Gather all lines in the entries that include the word "icon".

— BEGIN Provided data —

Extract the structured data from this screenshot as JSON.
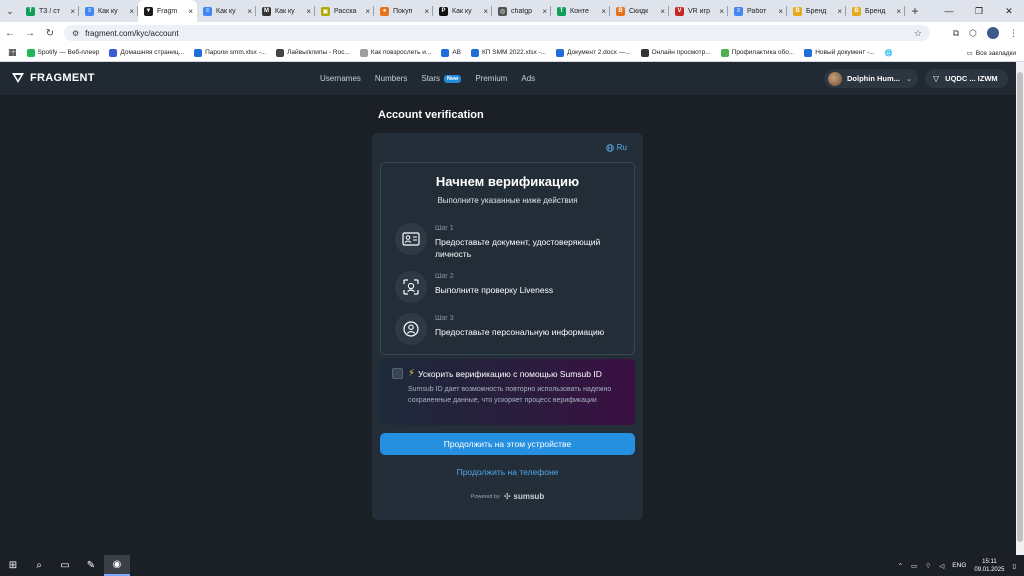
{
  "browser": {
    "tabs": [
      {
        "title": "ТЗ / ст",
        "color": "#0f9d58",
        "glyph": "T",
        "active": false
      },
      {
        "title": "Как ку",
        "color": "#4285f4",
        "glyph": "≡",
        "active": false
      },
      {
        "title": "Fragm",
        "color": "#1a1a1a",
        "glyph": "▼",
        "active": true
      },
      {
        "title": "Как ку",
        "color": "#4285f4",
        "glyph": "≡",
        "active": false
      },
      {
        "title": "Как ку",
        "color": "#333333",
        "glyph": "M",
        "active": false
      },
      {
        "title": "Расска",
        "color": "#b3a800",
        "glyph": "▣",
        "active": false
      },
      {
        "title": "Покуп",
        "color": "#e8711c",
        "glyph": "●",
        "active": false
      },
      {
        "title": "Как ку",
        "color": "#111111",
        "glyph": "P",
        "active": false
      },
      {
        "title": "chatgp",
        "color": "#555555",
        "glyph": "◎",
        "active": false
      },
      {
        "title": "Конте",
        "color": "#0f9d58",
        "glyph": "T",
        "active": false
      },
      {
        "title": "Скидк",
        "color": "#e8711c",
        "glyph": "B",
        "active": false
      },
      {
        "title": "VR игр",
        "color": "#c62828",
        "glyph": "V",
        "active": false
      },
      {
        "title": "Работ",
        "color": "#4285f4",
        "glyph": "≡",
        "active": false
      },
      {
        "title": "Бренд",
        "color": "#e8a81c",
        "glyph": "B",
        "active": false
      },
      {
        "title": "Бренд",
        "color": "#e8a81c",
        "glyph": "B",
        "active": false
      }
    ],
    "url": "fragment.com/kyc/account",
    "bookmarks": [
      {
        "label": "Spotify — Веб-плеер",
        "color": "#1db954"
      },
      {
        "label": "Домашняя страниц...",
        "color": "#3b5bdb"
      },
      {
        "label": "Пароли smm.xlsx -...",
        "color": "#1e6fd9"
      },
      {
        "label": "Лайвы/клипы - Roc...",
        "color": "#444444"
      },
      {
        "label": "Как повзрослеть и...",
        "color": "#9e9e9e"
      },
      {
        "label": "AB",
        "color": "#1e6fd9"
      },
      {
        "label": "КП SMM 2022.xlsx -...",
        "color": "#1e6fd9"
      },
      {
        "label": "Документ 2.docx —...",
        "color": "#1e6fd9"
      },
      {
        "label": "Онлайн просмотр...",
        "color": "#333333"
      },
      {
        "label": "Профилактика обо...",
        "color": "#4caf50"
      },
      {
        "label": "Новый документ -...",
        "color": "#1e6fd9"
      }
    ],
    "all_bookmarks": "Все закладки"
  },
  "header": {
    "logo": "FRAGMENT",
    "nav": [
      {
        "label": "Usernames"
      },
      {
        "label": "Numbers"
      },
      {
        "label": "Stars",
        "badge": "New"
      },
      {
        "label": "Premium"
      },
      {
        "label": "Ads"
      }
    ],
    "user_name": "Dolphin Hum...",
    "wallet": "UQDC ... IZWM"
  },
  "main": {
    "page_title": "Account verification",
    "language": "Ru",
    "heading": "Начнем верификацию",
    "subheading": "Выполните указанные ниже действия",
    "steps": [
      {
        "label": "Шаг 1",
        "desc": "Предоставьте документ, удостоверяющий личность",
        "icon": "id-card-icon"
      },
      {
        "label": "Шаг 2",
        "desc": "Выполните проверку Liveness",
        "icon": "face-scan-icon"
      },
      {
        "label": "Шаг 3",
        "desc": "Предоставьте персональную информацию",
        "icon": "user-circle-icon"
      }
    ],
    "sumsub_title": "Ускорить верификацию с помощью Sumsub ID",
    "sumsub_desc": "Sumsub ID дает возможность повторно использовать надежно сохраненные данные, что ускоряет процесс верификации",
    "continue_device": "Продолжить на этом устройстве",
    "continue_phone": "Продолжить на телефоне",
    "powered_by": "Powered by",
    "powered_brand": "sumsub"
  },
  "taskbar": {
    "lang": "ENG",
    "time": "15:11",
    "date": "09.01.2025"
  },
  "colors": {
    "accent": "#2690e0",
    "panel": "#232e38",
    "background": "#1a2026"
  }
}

— END Provided data —

- _Solution to this task_
        "icon": "id-card-icon"
        "icon": "face-scan-icon"
        "icon": "user-circle-icon"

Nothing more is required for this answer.